▸ RECORD EXTRACTS
---+---
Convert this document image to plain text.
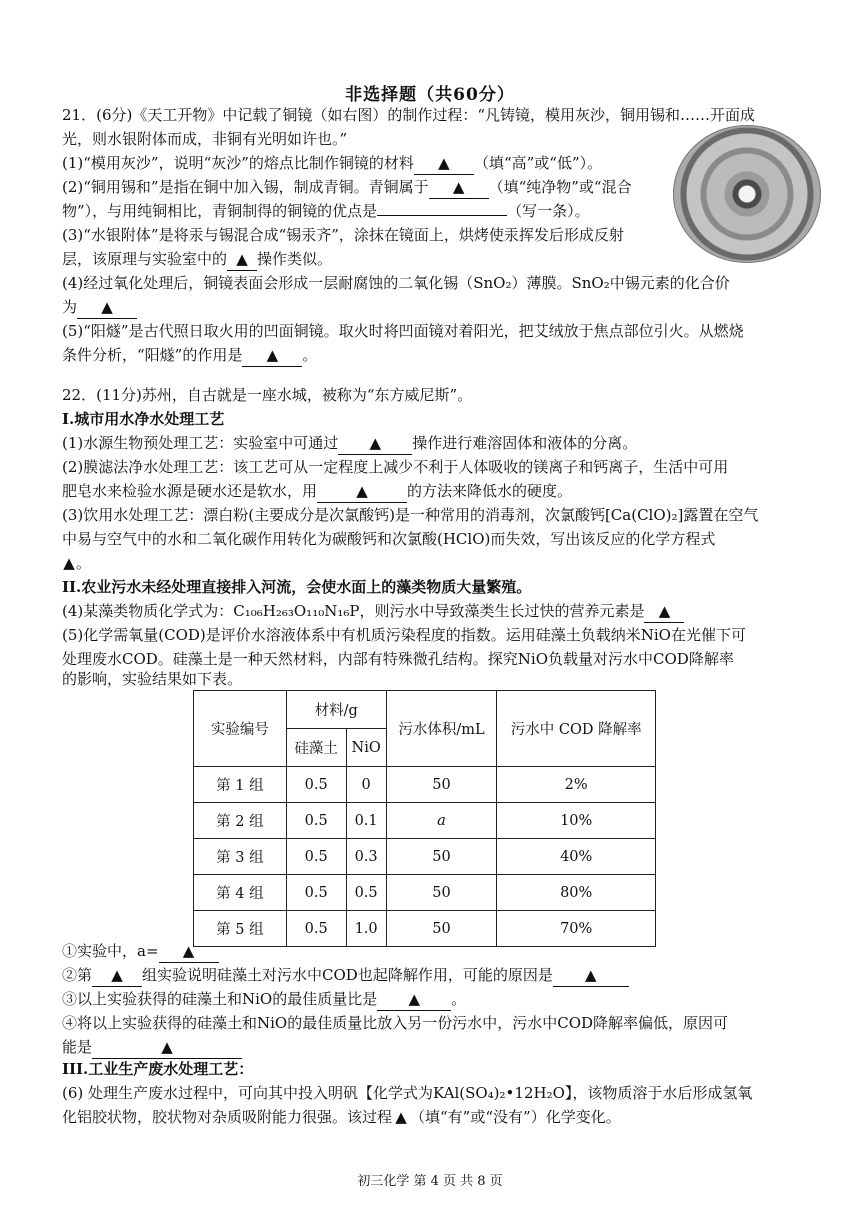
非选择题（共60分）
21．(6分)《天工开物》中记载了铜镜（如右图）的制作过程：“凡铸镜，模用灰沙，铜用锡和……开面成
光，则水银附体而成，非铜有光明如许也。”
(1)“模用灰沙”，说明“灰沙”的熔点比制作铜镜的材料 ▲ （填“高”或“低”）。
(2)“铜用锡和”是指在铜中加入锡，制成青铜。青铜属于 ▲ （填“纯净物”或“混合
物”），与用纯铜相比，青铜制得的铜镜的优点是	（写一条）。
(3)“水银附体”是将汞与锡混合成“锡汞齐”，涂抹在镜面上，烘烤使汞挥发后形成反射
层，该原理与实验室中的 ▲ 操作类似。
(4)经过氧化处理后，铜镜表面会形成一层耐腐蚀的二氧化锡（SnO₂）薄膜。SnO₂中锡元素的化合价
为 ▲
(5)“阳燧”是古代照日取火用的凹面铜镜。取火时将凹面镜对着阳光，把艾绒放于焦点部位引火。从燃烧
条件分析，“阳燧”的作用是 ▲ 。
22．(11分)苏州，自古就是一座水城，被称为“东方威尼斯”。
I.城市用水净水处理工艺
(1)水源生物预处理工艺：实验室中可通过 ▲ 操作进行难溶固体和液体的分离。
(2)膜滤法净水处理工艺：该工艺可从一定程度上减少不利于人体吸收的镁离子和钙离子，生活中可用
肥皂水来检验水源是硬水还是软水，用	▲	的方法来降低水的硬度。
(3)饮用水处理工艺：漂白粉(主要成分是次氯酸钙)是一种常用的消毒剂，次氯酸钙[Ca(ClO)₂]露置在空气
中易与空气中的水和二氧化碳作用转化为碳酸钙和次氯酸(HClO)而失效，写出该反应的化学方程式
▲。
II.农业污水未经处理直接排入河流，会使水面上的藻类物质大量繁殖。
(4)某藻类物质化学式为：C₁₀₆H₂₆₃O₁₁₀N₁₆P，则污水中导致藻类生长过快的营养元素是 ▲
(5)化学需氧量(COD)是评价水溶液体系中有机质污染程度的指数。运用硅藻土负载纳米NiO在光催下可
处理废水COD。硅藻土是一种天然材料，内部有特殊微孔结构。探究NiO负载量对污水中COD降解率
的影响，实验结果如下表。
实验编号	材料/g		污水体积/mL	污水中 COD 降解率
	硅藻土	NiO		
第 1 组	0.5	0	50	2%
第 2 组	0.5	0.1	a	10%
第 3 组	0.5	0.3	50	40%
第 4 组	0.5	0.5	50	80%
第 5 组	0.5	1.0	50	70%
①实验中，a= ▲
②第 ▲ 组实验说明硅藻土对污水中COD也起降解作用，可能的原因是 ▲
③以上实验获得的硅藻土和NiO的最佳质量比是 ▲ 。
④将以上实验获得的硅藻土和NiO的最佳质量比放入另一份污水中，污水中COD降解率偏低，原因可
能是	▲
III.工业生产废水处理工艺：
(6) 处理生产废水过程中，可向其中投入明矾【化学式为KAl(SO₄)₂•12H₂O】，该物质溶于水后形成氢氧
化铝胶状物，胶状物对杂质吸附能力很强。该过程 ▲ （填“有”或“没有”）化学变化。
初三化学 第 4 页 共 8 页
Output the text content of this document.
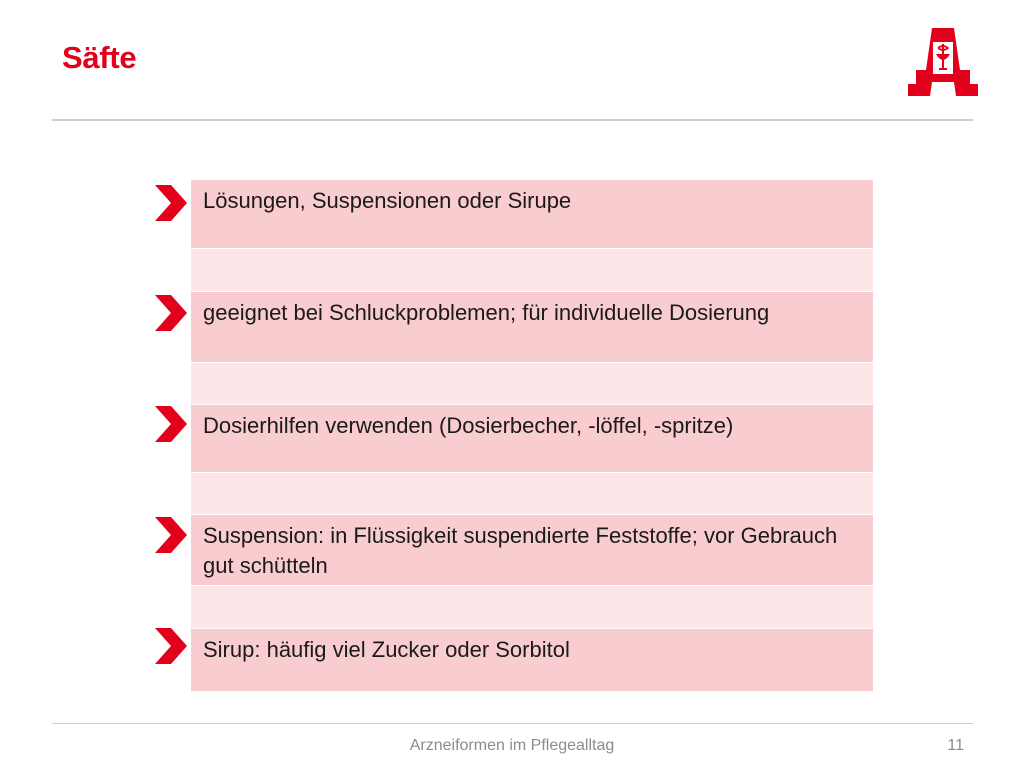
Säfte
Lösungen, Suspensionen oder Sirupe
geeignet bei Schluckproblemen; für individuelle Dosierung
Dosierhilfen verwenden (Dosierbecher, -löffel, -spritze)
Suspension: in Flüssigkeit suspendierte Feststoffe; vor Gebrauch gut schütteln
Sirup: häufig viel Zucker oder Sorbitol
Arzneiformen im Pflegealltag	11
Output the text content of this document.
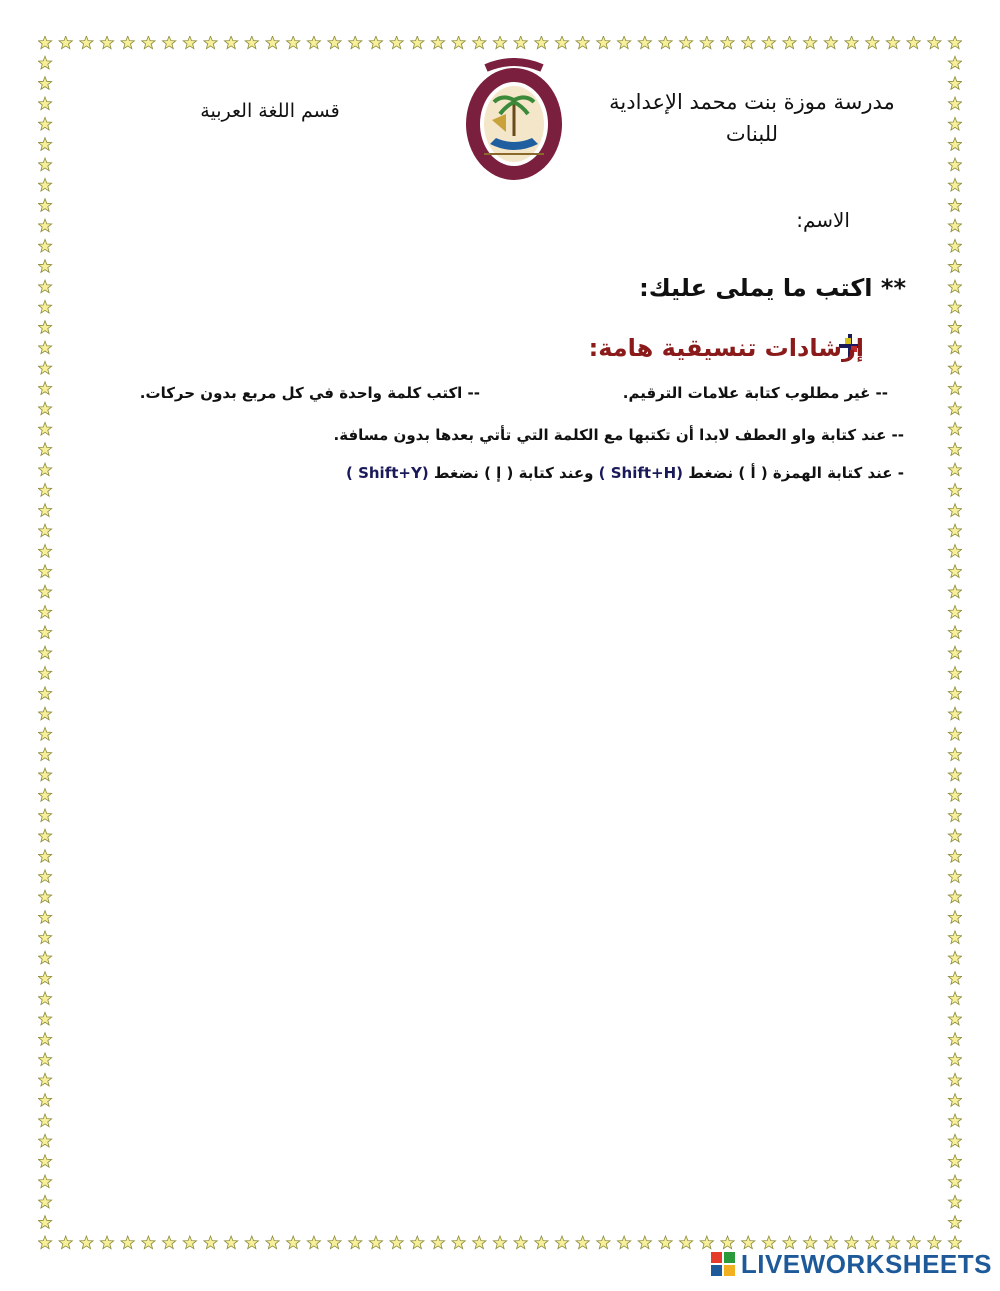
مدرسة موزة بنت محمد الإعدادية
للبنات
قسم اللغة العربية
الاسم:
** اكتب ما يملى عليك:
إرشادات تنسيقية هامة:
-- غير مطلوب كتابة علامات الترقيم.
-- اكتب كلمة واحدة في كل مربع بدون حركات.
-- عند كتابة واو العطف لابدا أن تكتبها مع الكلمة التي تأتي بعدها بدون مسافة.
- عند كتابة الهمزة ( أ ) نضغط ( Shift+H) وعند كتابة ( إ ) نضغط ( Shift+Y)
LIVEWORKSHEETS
---+---
▸ TASK PROMPT
Reproduce each line holding the word "كتابة".

▸ SOLUTION FOR THIS EXERCISE
-- غير مطلوب كتابة علامات الترقيم.
-- عند كتابة واو العطف لابدا أن تكتبها مع الكلمة التي تأتي بعدها بدون مسافة.
- عند كتابة الهمزة ( أ ) نضغط ( Shift+H) وعند كتابة ( إ ) نضغط ( Shift+Y)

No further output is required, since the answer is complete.